EXERCISE DESCRIPTION
Take each line that has the word "Minutes" and return it.

DATA PROVIDED
__________________________________________________
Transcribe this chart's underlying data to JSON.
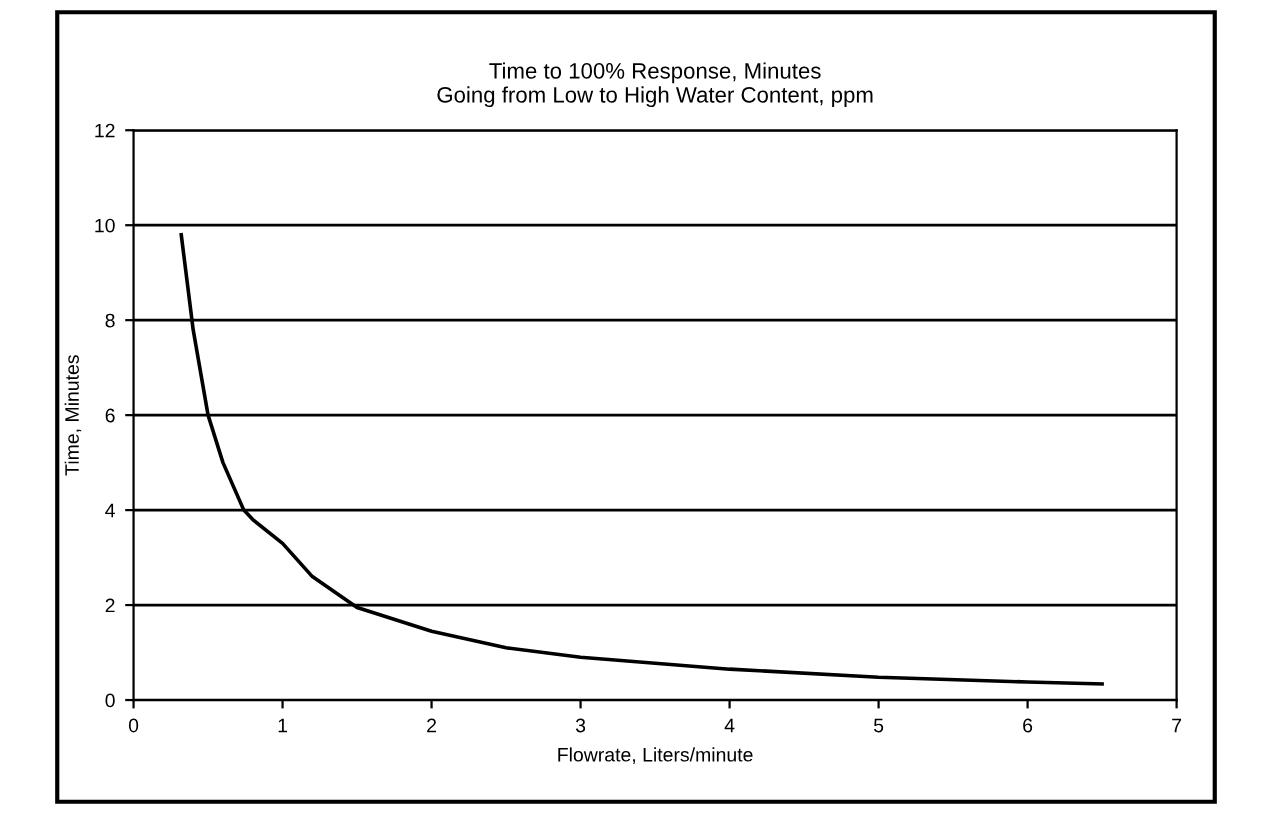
{
  "chart_data": {
    "type": "line",
    "title": "Time to 100% Response, Minutes\nGoing from Low to High Water Content, ppm",
    "xlabel": "Flowrate, Liters/minute",
    "ylabel": "Time, Minutes",
    "series": [
      {
        "color": "#000000",
        "x": [
          0.32,
          0.4,
          0.5,
          0.6,
          0.74,
          0.8,
          1.0,
          1.2,
          1.5,
          2.0,
          2.5,
          3.0,
          4.0,
          5.0,
          6.0,
          6.5
        ],
        "values": [
          9.8,
          7.8,
          6.0,
          5.0,
          4.0,
          3.8,
          3.3,
          2.6,
          1.95,
          1.45,
          1.1,
          0.9,
          0.65,
          0.48,
          0.38,
          0.34
        ]
      }
    ],
    "xlim": [
      0,
      7
    ],
    "xticks": [
      0,
      1,
      2,
      3,
      4,
      5,
      6,
      7
    ],
    "ylim": [
      0,
      12
    ],
    "yticks": [
      0,
      2,
      4,
      6,
      8,
      10,
      12
    ],
    "grid": "y",
    "legend": false,
    "marker": "none",
    "line_style": "solid"
  }
}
__________________________________________________
RIGHT ANSWER
    "title": "Time to 100% Response, Minutes\nGoing from Low to High Water Content, ppm",
    "ylabel": "Time, Minutes",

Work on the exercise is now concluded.